#### [EXERCISE OBJECTIVE]
All of the material should be reproduced exactly, with pictures left out.

________________

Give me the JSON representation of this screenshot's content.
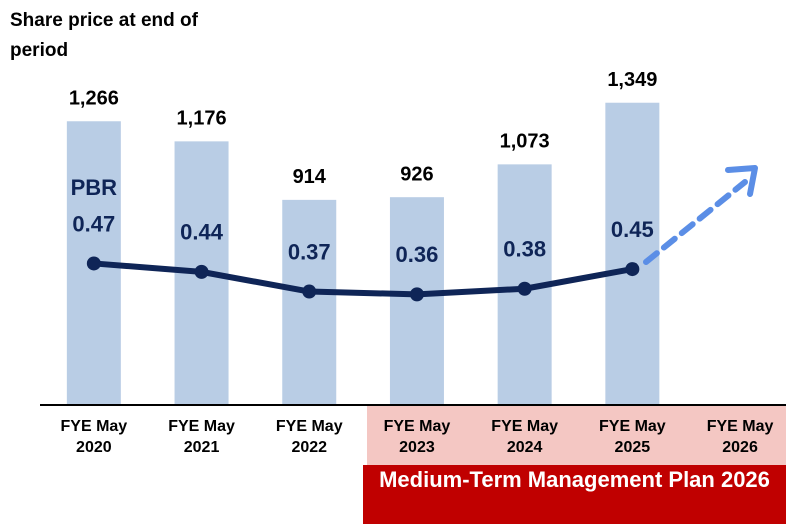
{
  "chart_data": {
    "type": "bar",
    "categories": [
      "FYE May 2020",
      "FYE May 2021",
      "FYE May 2022",
      "FYE May 2023",
      "FYE May 2024",
      "FYE May 2025",
      "FYE May 2026"
    ],
    "series": [
      {
        "name": "Share price at end of period",
        "type": "bar",
        "color": "#b9cde5",
        "values": [
          1266,
          1176,
          914,
          926,
          1073,
          1349,
          null
        ],
        "value_labels": [
          "1,266",
          "1,176",
          "914",
          "926",
          "1,073",
          "1,349",
          null
        ]
      },
      {
        "name": "PBR",
        "type": "line",
        "axis": "y2",
        "color": "#0f2557",
        "values": [
          0.47,
          0.44,
          0.37,
          0.36,
          0.38,
          0.45,
          null
        ]
      }
    ],
    "ylim": [
      0,
      1800
    ],
    "y2lim": [
      -0.03,
      1.4
    ],
    "annotation": "Medium-Term Management Plan 2026"
  }
}
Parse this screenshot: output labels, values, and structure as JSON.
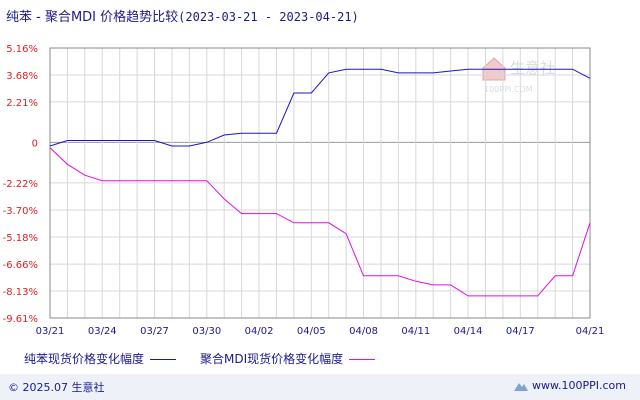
{
  "header": {
    "title": "纯苯 - 聚合MDI 价格趋势比较",
    "date_range": "(2023-03-21 - 2023-04-21)"
  },
  "watermark": {
    "name": "生意社",
    "url": "100PPI.COM"
  },
  "footer": {
    "copyright": "© 2025.07 生意社",
    "site": "www.100PPI.com"
  },
  "colors": {
    "series1": "#1818c0",
    "series2": "#e010e0",
    "axis": "#888888",
    "grid": "#d8d8d8",
    "text": "#1a1a8c"
  },
  "chart_data": {
    "type": "line",
    "ylim": [
      -9.61,
      5.16
    ],
    "yticks": [
      5.16,
      3.68,
      2.21,
      0,
      -2.22,
      -3.7,
      -5.18,
      -6.66,
      -8.13,
      -9.61
    ],
    "ytick_labels": [
      "5.16%",
      "3.68%",
      "2.21%",
      "0",
      "-2.22%",
      "-3.70%",
      "-5.18%",
      "-6.66%",
      "-8.13%",
      "-9.61%"
    ],
    "x_dates": [
      "03/21",
      "03/22",
      "03/23",
      "03/24",
      "03/25",
      "03/26",
      "03/27",
      "03/28",
      "03/29",
      "03/30",
      "03/31",
      "04/01",
      "04/02",
      "04/03",
      "04/04",
      "04/05",
      "04/06",
      "04/07",
      "04/08",
      "04/09",
      "04/10",
      "04/11",
      "04/12",
      "04/13",
      "04/14",
      "04/15",
      "04/16",
      "04/17",
      "04/18",
      "04/19",
      "04/20",
      "04/21"
    ],
    "x_tick_labels": [
      "03/21",
      "03/24",
      "03/27",
      "03/30",
      "04/02",
      "04/05",
      "04/08",
      "04/11",
      "04/14",
      "04/17",
      "04/21"
    ],
    "series": [
      {
        "name": "纯苯现货价格变化幅度",
        "values": [
          -0.2,
          0.1,
          0.1,
          0.1,
          0.1,
          0.1,
          0.1,
          -0.2,
          -0.2,
          0.0,
          0.4,
          0.5,
          0.5,
          0.5,
          2.7,
          2.7,
          3.8,
          4.0,
          4.0,
          4.0,
          3.8,
          3.8,
          3.8,
          3.9,
          4.0,
          4.0,
          4.0,
          4.0,
          4.0,
          4.0,
          4.0,
          3.5
        ]
      },
      {
        "name": "聚合MDI现货价格变化幅度",
        "values": [
          -0.3,
          -1.2,
          -1.8,
          -2.1,
          -2.1,
          -2.1,
          -2.1,
          -2.1,
          -2.1,
          -2.1,
          -3.1,
          -3.9,
          -3.9,
          -3.9,
          -4.4,
          -4.4,
          -4.4,
          -5.0,
          -7.3,
          -7.3,
          -7.3,
          -7.6,
          -7.8,
          -7.8,
          -8.4,
          -8.4,
          -8.4,
          -8.4,
          -8.4,
          -7.3,
          -7.3,
          -4.4
        ]
      }
    ]
  }
}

________________

#### [SOLUTION FOR THIS TASK]
Give me the JSON representation of this screenshot's content.
{
  "chart_data": {
    "type": "bar",
    "categories": [
      "FYE May 2020",
      "FYE May 2021",
      "FYE May 2022",
      "FYE May 2023",
      "FYE May 2024",
      "FYE May 2025",
      "FYE May 2026"
    ],
    "series": [
      {
        "name": "Share price at end of period",
        "type": "bar",
        "color": "#b9cde5",
        "values": [
          1266,
          1176,
          914,
          926,
          1073,
          1349,
          null
        ],
        "value_labels": [
          "1,266",
          "1,176",
          "914",
          "926",
          "1,073",
          "1,349",
          null
        ]
      },
      {
        "name": "PBR",
        "type": "line",
        "axis": "y2",
        "color": "#0f2557",
        "values": [
          0.47,
          0.44,
          0.37,
          0.36,
          0.38,
          0.45,
          null
        ]
      }
    ],
    "ylim": [
      0,
      1800
    ],
    "y2lim": [
      -0.03,
      1.4
    ],
    "annotation": "Medium-Term Management Plan 2026"
  }
}
Parse this screenshot: output labels, values, and structure as JSON.
{
  "header": {
    "title": "纯苯 - 聚合MDI 价格趋势比较",
    "date_range": "(2023-03-21 - 2023-04-21)"
  },
  "watermark": {
    "name": "生意社",
    "url": "100PPI.COM"
  },
  "footer": {
    "copyright": "© 2025.07 生意社",
    "site": "www.100PPI.com"
  },
  "colors": {
    "series1": "#1818c0",
    "series2": "#e010e0",
    "axis": "#888888",
    "grid": "#d8d8d8",
    "text": "#1a1a8c"
  },
  "chart_data": {
    "type": "line",
    "ylim": [
      -9.61,
      5.16
    ],
    "yticks": [
      5.16,
      3.68,
      2.21,
      0,
      -2.22,
      -3.7,
      -5.18,
      -6.66,
      -8.13,
      -9.61
    ],
    "ytick_labels": [
      "5.16%",
      "3.68%",
      "2.21%",
      "0",
      "-2.22%",
      "-3.70%",
      "-5.18%",
      "-6.66%",
      "-8.13%",
      "-9.61%"
    ],
    "x_dates": [
      "03/21",
      "03/22",
      "03/23",
      "03/24",
      "03/25",
      "03/26",
      "03/27",
      "03/28",
      "03/29",
      "03/30",
      "03/31",
      "04/01",
      "04/02",
      "04/03",
      "04/04",
      "04/05",
      "04/06",
      "04/07",
      "04/08",
      "04/09",
      "04/10",
      "04/11",
      "04/12",
      "04/13",
      "04/14",
      "04/15",
      "04/16",
      "04/17",
      "04/18",
      "04/19",
      "04/20",
      "04/21"
    ],
    "x_tick_labels": [
      "03/21",
      "03/24",
      "03/27",
      "03/30",
      "04/02",
      "04/05",
      "04/08",
      "04/11",
      "04/14",
      "04/17",
      "04/21"
    ],
    "series": [
      {
        "name": "纯苯现货价格变化幅度",
        "values": [
          -0.2,
          0.1,
          0.1,
          0.1,
          0.1,
          0.1,
          0.1,
          -0.2,
          -0.2,
          0.0,
          0.4,
          0.5,
          0.5,
          0.5,
          2.7,
          2.7,
          3.8,
          4.0,
          4.0,
          4.0,
          3.8,
          3.8,
          3.8,
          3.9,
          4.0,
          4.0,
          4.0,
          4.0,
          4.0,
          4.0,
          4.0,
          3.5
        ]
      },
      {
        "name": "聚合MDI现货价格变化幅度",
        "values": [
          -0.3,
          -1.2,
          -1.8,
          -2.1,
          -2.1,
          -2.1,
          -2.1,
          -2.1,
          -2.1,
          -2.1,
          -3.1,
          -3.9,
          -3.9,
          -3.9,
          -4.4,
          -4.4,
          -4.4,
          -5.0,
          -7.3,
          -7.3,
          -7.3,
          -7.6,
          -7.8,
          -7.8,
          -8.4,
          -8.4,
          -8.4,
          -8.4,
          -8.4,
          -7.3,
          -7.3,
          -4.4
        ]
      }
    ]
  }
}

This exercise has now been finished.